-- Task goal --
Copy all records verbatim.

-- Some records --

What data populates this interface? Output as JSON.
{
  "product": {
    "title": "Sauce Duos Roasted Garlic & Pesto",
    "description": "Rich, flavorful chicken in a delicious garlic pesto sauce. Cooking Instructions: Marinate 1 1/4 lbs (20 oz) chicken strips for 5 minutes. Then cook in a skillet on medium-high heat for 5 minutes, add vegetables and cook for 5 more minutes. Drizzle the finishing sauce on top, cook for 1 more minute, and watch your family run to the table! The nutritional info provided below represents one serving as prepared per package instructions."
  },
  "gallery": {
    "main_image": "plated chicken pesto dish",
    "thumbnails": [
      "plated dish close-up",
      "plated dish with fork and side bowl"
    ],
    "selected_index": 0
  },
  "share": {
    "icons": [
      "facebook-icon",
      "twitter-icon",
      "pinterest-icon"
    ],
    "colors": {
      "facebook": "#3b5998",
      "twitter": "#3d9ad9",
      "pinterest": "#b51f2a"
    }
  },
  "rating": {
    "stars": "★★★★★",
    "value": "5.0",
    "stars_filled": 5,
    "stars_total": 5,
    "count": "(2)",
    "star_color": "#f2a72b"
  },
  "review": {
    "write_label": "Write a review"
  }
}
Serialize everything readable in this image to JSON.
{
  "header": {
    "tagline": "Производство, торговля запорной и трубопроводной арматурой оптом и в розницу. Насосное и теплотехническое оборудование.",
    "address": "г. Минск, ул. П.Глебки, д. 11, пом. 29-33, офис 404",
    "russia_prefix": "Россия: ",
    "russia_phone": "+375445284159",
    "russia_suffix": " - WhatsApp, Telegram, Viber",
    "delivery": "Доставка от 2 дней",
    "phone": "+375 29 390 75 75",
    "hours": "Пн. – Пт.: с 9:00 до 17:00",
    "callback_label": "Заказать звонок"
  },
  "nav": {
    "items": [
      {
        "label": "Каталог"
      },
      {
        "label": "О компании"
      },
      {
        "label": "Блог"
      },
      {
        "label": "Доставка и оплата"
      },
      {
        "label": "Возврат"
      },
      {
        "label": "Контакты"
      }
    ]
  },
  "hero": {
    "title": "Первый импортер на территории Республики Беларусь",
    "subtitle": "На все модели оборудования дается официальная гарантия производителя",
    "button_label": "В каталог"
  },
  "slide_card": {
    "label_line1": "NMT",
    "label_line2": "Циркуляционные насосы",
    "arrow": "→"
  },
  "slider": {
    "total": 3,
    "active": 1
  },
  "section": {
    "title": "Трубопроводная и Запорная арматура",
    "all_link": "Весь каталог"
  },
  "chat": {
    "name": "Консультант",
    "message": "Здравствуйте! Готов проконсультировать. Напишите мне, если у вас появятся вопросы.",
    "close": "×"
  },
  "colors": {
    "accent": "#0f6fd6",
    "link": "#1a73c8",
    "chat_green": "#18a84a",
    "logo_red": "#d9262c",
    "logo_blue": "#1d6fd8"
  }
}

-- Answer below --
What data populates this interface? Output as JSON.
{
  "product": {
    "title": "Sauce Duos Roasted Garlic & Pesto",
    "description": "Rich, flavorful chicken in a delicious garlic pesto sauce. Cooking Instructions: Marinate 1 1/4 lbs (20 oz) chicken strips for 5 minutes. Then cook in a skillet on medium-high heat for 5 minutes, add vegetables and cook for 5 more minutes. Drizzle the finishing sauce on top, cook for 1 more minute, and watch your family run to the table! The nutritional info provided below represents one serving as prepared per package instructions."
  },
  "gallery": {
    "main_image": "plated chicken pesto dish",
    "thumbnails": [
      "plated dish close-up",
      "plated dish with fork and side bowl"
    ],
    "selected_index": 0
  },
  "share": {
    "icons": [
      "facebook-icon",
      "twitter-icon",
      "pinterest-icon"
    ],
    "colors": {
      "facebook": "#3b5998",
      "twitter": "#3d9ad9",
      "pinterest": "#b51f2a"
    }
  },
  "rating": {
    "stars": "★★★★★",
    "value": "5.0",
    "stars_filled": 5,
    "stars_total": 5,
    "count": "(2)",
    "star_color": "#f2a72b"
  },
  "review": {
    "write_label": "Write a review"
  }
}
Serialize everything readable in this image to JSON.
{
  "header": {
    "tagline": "Производство, торговля запорной и трубопроводной арматурой оптом и в розницу. Насосное и теплотехническое оборудование.",
    "address": "г. Минск, ул. П.Глебки, д. 11, пом. 29-33, офис 404",
    "russia_prefix": "Россия: ",
    "russia_phone": "+375445284159",
    "russia_suffix": " - WhatsApp, Telegram, Viber",
    "delivery": "Доставка от 2 дней",
    "phone": "+375 29 390 75 75",
    "hours": "Пн. – Пт.: с 9:00 до 17:00",
    "callback_label": "Заказать звонок"
  },
  "nav": {
    "items": [
      {
        "label": "Каталог"
      },
      {
        "label": "О компании"
      },
      {
        "label": "Блог"
      },
      {
        "label": "Доставка и оплата"
      },
      {
        "label": "Возврат"
      },
      {
        "label": "Контакты"
      }
    ]
  },
  "hero": {
    "title": "Первый импортер на территории Республики Беларусь",
    "subtitle": "На все модели оборудования дается официальная гарантия производителя",
    "button_label": "В каталог"
  },
  "slide_card": {
    "label_line1": "NMT",
    "label_line2": "Циркуляционные насосы",
    "arrow": "→"
  },
  "slider": {
    "total": 3,
    "active": 1
  },
  "section": {
    "title": "Трубопроводная и Запорная арматура",
    "all_link": "Весь каталог"
  },
  "chat": {
    "name": "Консультант",
    "message": "Здравствуйте! Готов проконсультировать. Напишите мне, если у вас появятся вопросы.",
    "close": "×"
  },
  "colors": {
    "accent": "#0f6fd6",
    "link": "#1a73c8",
    "chat_green": "#18a84a",
    "logo_red": "#d9262c",
    "logo_blue": "#1d6fd8"
  }
}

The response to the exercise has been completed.